───── INPUT DATA ─────
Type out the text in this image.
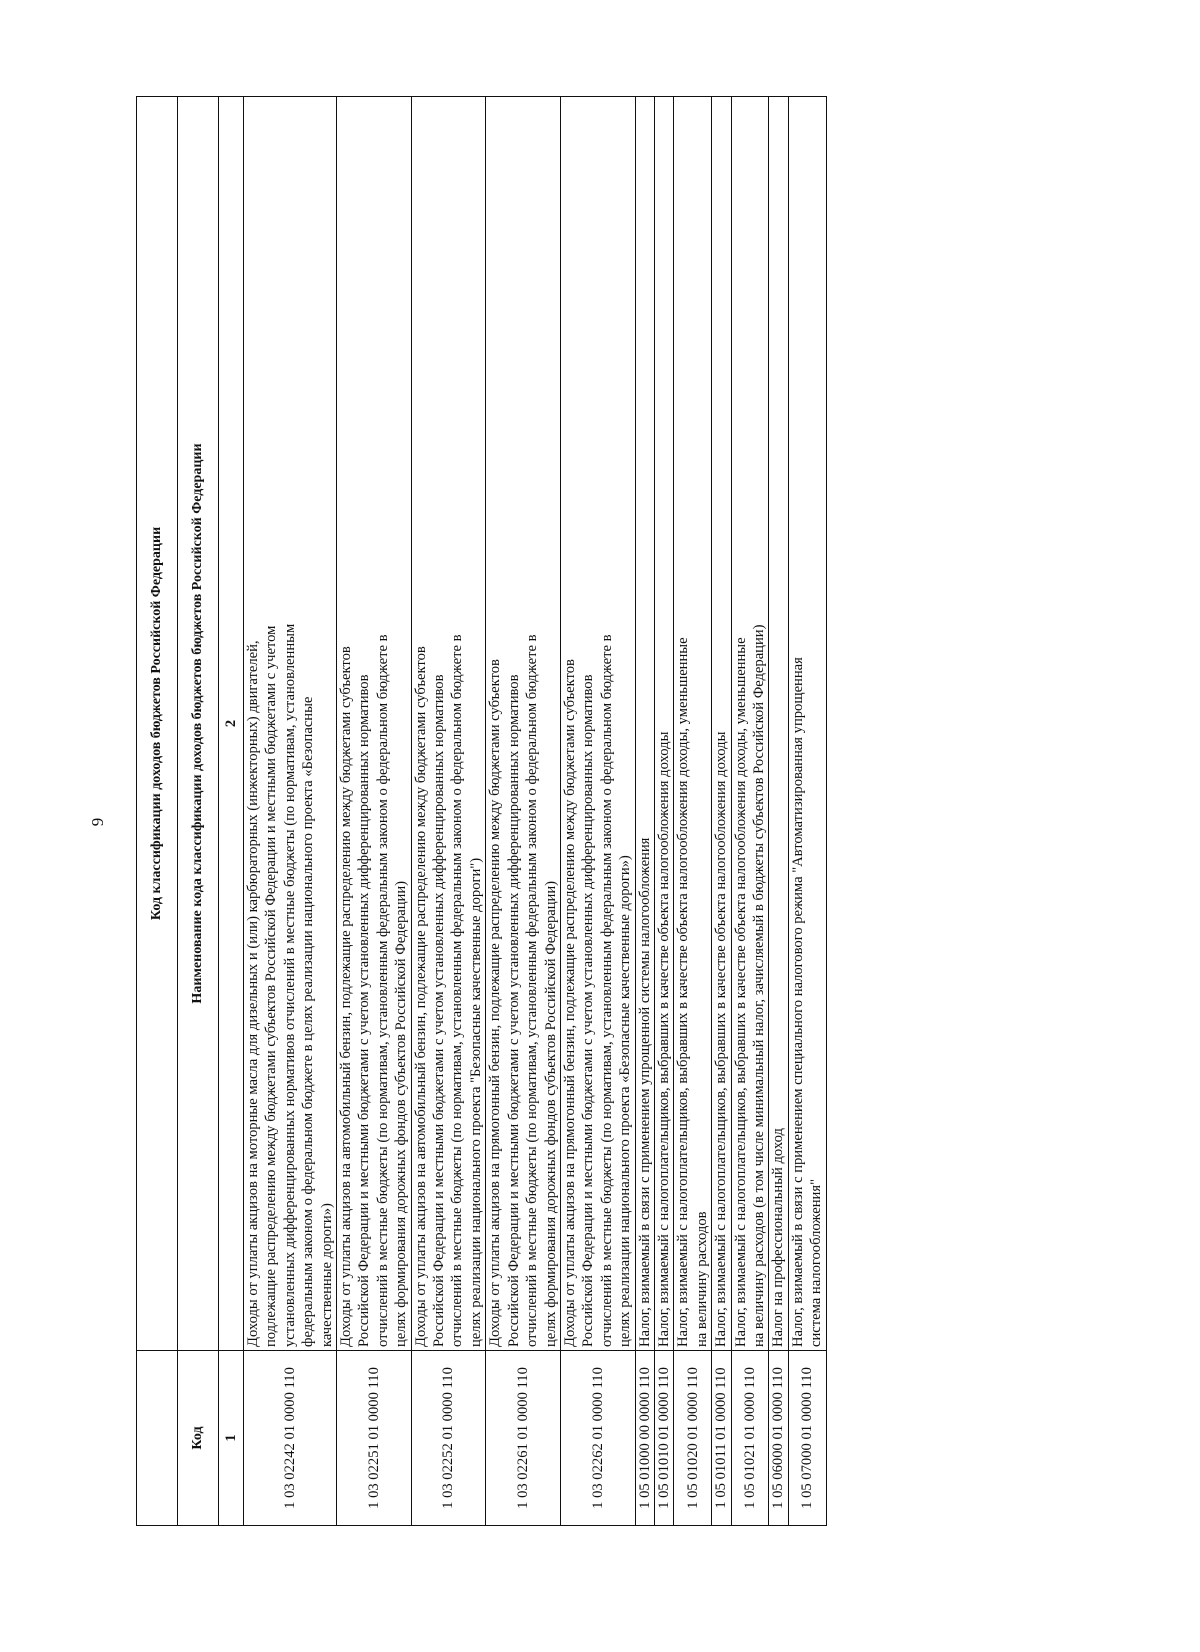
9
		Код классификации доходов бюджетов Российской Федерации
Код	Наименование кода классификации доходов бюджетов бюджетов Российской Федерации
1	2
1 03 02242 01 0000 110	Доходы от уплаты акцизов на моторные масла для дизельных и (или) карбюраторных (инжекторных) двигателей, подлежащие распределению между бюджетами субъектов Российской Федерации и местными бюджетами с учетом установленных дифференцированных нормативов отчислений в местные бюджеты (по нормативам, установленным федеральным законом о федеральном бюджете в целях реализации национального проекта «Безопасные качественные дороги»)

1 03 02251 01 0000 110	Доходы от уплаты акцизов на автомобильный бензин, подлежащие распределению между бюджетами субъектов Российской Федерации и местными бюджетами с учетом установленных дифференцированных нормативов отчислений в местные бюджеты (по нормативам, установленным федеральным законом о федеральном бюджете в целях формирования дорожных фондов субъектов Российской Федерации)

1 03 02252 01 0000 110	Доходы от уплаты акцизов на автомобильный бензин, подлежащие распределению между бюджетами субъектов Российской Федерации и местными бюджетами с учетом установленных дифференцированных нормативов отчислений в местные бюджеты (по нормативам, установленным федеральным законом о федеральном бюджете в целях реализации национального проекта "Безопасные качественные дороги")

1 03 02261 01 0000 110	Доходы от уплаты акцизов на прямогонный бензин, подлежащие распределению между бюджетами субъектов Российской Федерации и местными бюджетами с учетом установленных дифференцированных нормативов отчислений в местные бюджеты (по нормативам, установленным федеральным законом о федеральном бюджете в целях формирования дорожных фондов субъектов Российской Федерации)

1 03 02262 01 0000 110	Доходы от уплаты акцизов на прямогонный бензин, подлежащие распределению между бюджетами субъектов Российской Федерации и местными бюджетами с учетом установленных дифференцированных нормативов отчислений в местные бюджеты (по нормативам, установленным федеральным законом о федеральном бюджете в целях реализации национального проекта «Безопасные качественные дороги»)

1 05 01000 00 0000 110	Налог, взимаемый в связи с применением упрощенной системы налогообложения

1 05 01010 01 0000 110	Налог, взимаемый с налогоплательщиков, выбравших в качестве объекта налогообложения доходы

1 05 01020 01 0000 110	Налог, взимаемый с налогоплательщиков, выбравших в качестве объекта налогообложения доходы, уменьшенные на величину расходов

1 05 01011 01 0000 110	Налог, взимаемый с налогоплательщиков, выбравших в качестве объекта налогообложения доходы

1 05 01021 01 0000 110	Налог, взимаемый с налогоплательщиков, выбравших в качестве объекта налогообложения доходы, уменьшенные на величину расходов (в том числе минимальный налог, зачисляемый в бюджеты субъектов Российской Федерации)

1 05 06000 01 0000 110	Налог на профессиональный доход

1 05 07000 01 0000 110	Налог, взимаемый в связи с применением специального налогового режима "Автоматизированная упрощенная система налогообложения"
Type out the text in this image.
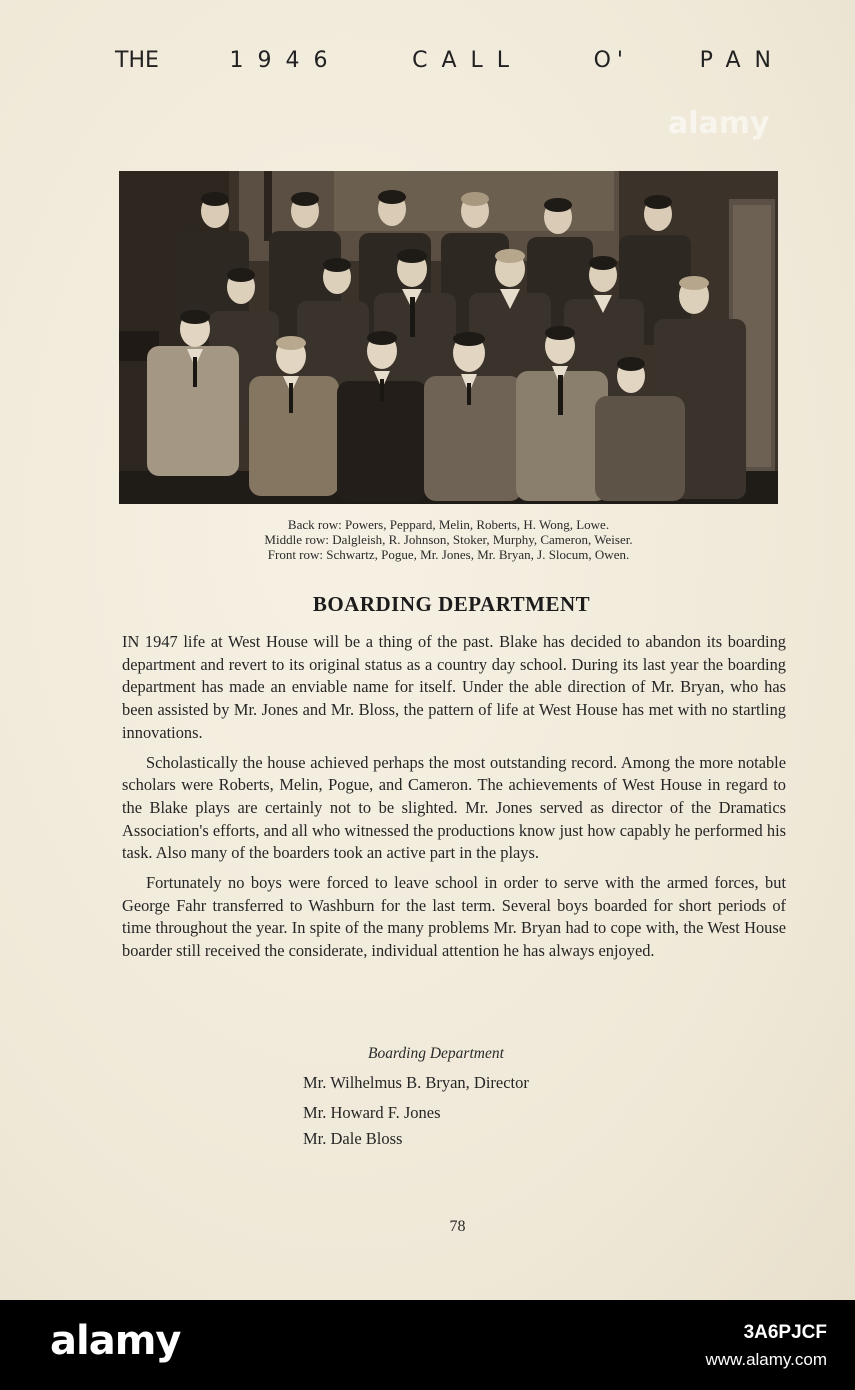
THE	1946	CALL	O'	PAN
alamy
Back row: Powers, Peppard, Melin, Roberts, H. Wong, Lowe.
Middle row: Dalgleish, R. Johnson, Stoker, Murphy, Cameron, Weiser.
Front row: Schwartz, Pogue, Mr. Jones, Mr. Bryan, J. Slocum, Owen.
BOARDING DEPARTMENT

IN 1947 life at West House will be a thing of the past. Blake has decided to abandon its boarding department and revert to its original status as a country day school. During its last year the boarding department has made an enviable name for itself. Under the able direction of Mr. Bryan, who has been assisted by Mr. Jones and Mr. Bloss, the pattern of life at West House has met with no startling innovations.

Scholastically the house achieved perhaps the most outstanding record. Among the more notable scholars were Roberts, Melin, Pogue, and Cameron. The achievements of West House in regard to the Blake plays are certainly not to be slighted. Mr. Jones served as director of the Dramatics Association's efforts, and all who witnessed the productions know just how capably he performed his task. Also many of the boarders took an active part in the plays.

Fortunately no boys were forced to leave school in order to serve with the armed forces, but George Fahr transferred to Washburn for the last term. Several boys boarded for short periods of time throughout the year. In spite of the many problems Mr. Bryan had to cope with, the West House boarder still received the considerate, individual attention he has always enjoyed.

Boarding Department
Mr. Wilhelmus B. Bryan, Director
Mr. Howard F. Jones
Mr. Dale Bloss
78
alamy	3A6PJCF
www.alamy.com
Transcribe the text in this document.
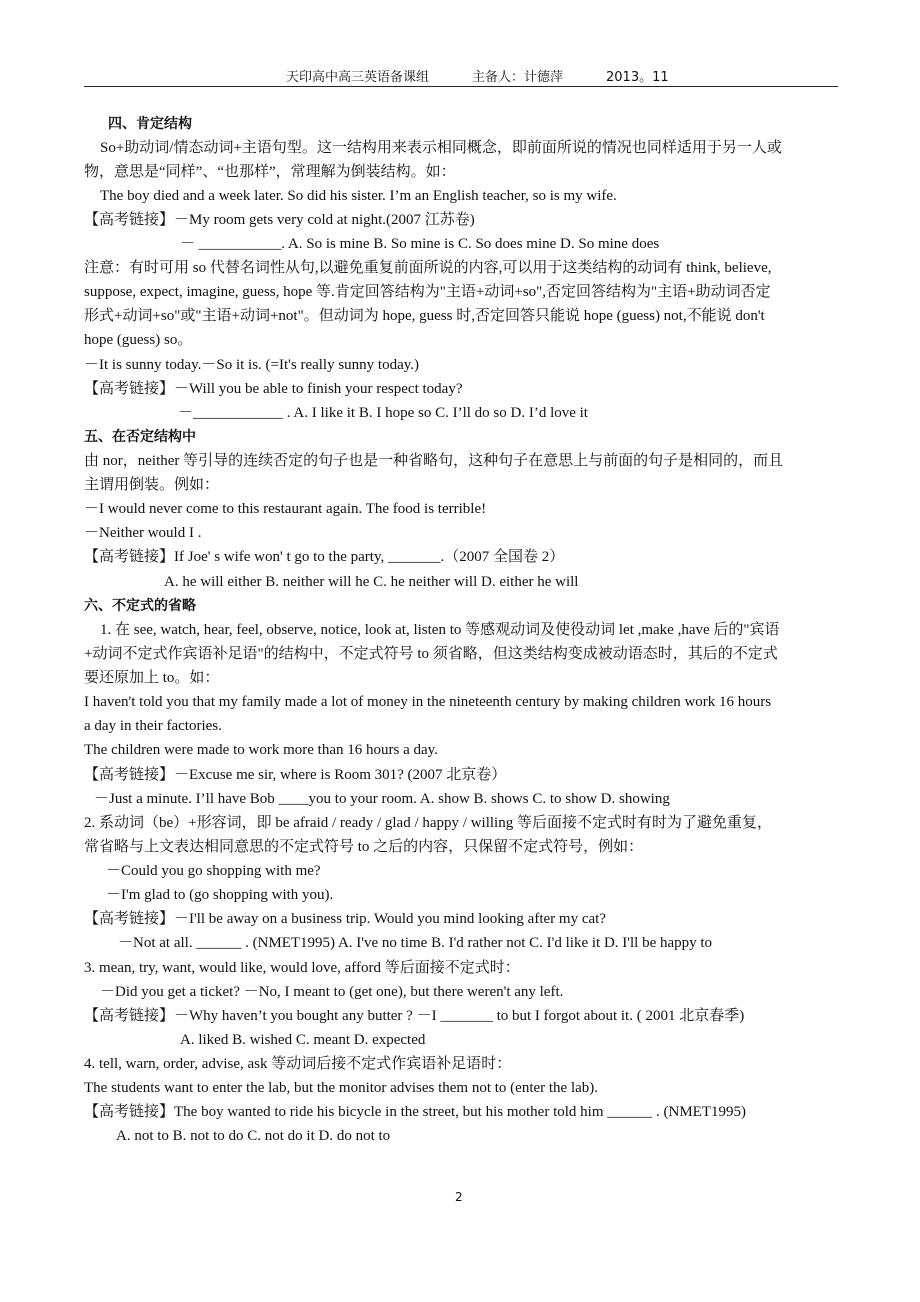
天印高中高三英语备课组	主备人：计德萍	2013。11
四、肯定结构
So+助动词/情态动词+主语句型。这一结构用来表示相同概念，即前面所说的情况也同样适用于另一人或
物，意思是“同样”、“也那样”，常理解为倒装结构。如：
The boy died and a week later. So did his sister. I’m an English teacher, so is my wife.
【高考链接】－My room gets very cold at night.(2007 江苏卷)
－ ___________. A. So is mine B. So mine is C. So does mine D. So mine does
注意：有时可用 so 代替名词性从句,以避免重复前面所说的内容,可以用于这类结构的动词有 think, believe,
suppose, expect, imagine, guess, hope 等.肯定回答结构为"主语+动词+so",否定回答结构为"主语+助动词否定
形式+动词+so"或"主语+动词+not"。但动词为 hope, guess 时,否定回答只能说 hope (guess) not,不能说 don't
hope (guess) so。
－It is sunny today.－So it is. (=It's really sunny today.)
【高考链接】－Will you be able to finish your respect today?
－____________ . A. I like it B. I hope so C. I’ll do so D. I’d love it
五、在否定结构中
由 nor，neither 等引导的连续否定的句子也是一种省略句，这种句子在意思上与前面的句子是相同的，而且
主谓用倒装。例如：
－I would never come to this restaurant again. The food is terrible!
－Neither would I .
【高考链接】If Joe' s wife won' t go to the party, _______.（2007 全国卷 2）
A. he will either B. neither will he C. he neither will D. either he will
六、不定式的省略
1. 在 see, watch, hear, feel, observe, notice, look at, listen to 等感观动词及使役动词 let ,make ,have 后的"宾语
+动词不定式作宾语补足语"的结构中，不定式符号 to 须省略，但这类结构变成被动语态时，其后的不定式
要还原加上 to。如：
I haven't told you that my family made a lot of money in the nineteenth century by making children work 16 hours
a day in their factories.
The children were made to work more than 16 hours a day.
【高考链接】－Excuse me sir, where is Room 301? (2007 北京卷）
－Just a minute. I’ll have Bob ____you to your room. A. show B. shows C. to show D. showing
2. 系动词（be）+形容词，即 be afraid / ready / glad / happy / willing 等后面接不定式时有时为了避免重复，
常省略与上文表达相同意思的不定式符号 to 之后的内容，只保留不定式符号，例如：
－Could you go shopping with me?
－I'm glad to (go shopping with you).
【高考链接】－I'll be away on a business trip. Would you mind looking after my cat?
－Not at all. ______ . (NMET1995) A. I've no time B. I'd rather not C. I'd like it D. I'll be happy to
3. mean, try, want, would like, would love, afford 等后面接不定式时：
－Did you get a ticket? －No, I meant to (get one), but there weren't any left.
【高考链接】－Why haven’t you bought any butter ? －I _______ to but I forgot about it. ( 2001 北京春季)
A. liked B. wished C. meant D. expected
4. tell, warn, order, advise, ask 等动词后接不定式作宾语补足语时：
The students want to enter the lab, but the monitor advises them not to (enter the lab).
【高考链接】The boy wanted to ride his bicycle in the street, but his mother told him ______ . (NMET1995)
A. not to B. not to do C. not do it D. do not to
2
─────
__DIRECTIONS FOR THIS TASK__: For the listing above, identify each line bearing "Jones".

__SOLUTION TO THIS TASK__:
Front row: Schwartz, Pogue, Mr. Jones, Mr. Bryan, J. Slocum, Owen.
IN 1947 life at West House will be a thing of the past. Blake has decided to abandon its boarding department and revert to its original status as a country day school. During its last year the boarding department has made an enviable name for itself. Under the able direction of Mr. Bryan, who has been assisted by Mr. Jones and Mr. Bloss, the pattern of life at West House has met with no startling innovations.
Scholastically the house achieved perhaps the most outstanding record. Among the more notable scholars were Roberts, Melin, Pogue, and Cameron. The achievements of West House in regard to the Blake plays are certainly not to be slighted. Mr. Jones served as director of the Dramatics Association's efforts, and all who witnessed the productions know just how capably he performed his task. Also many of the boarders took an active part in the plays.
Mr. Howard F. Jones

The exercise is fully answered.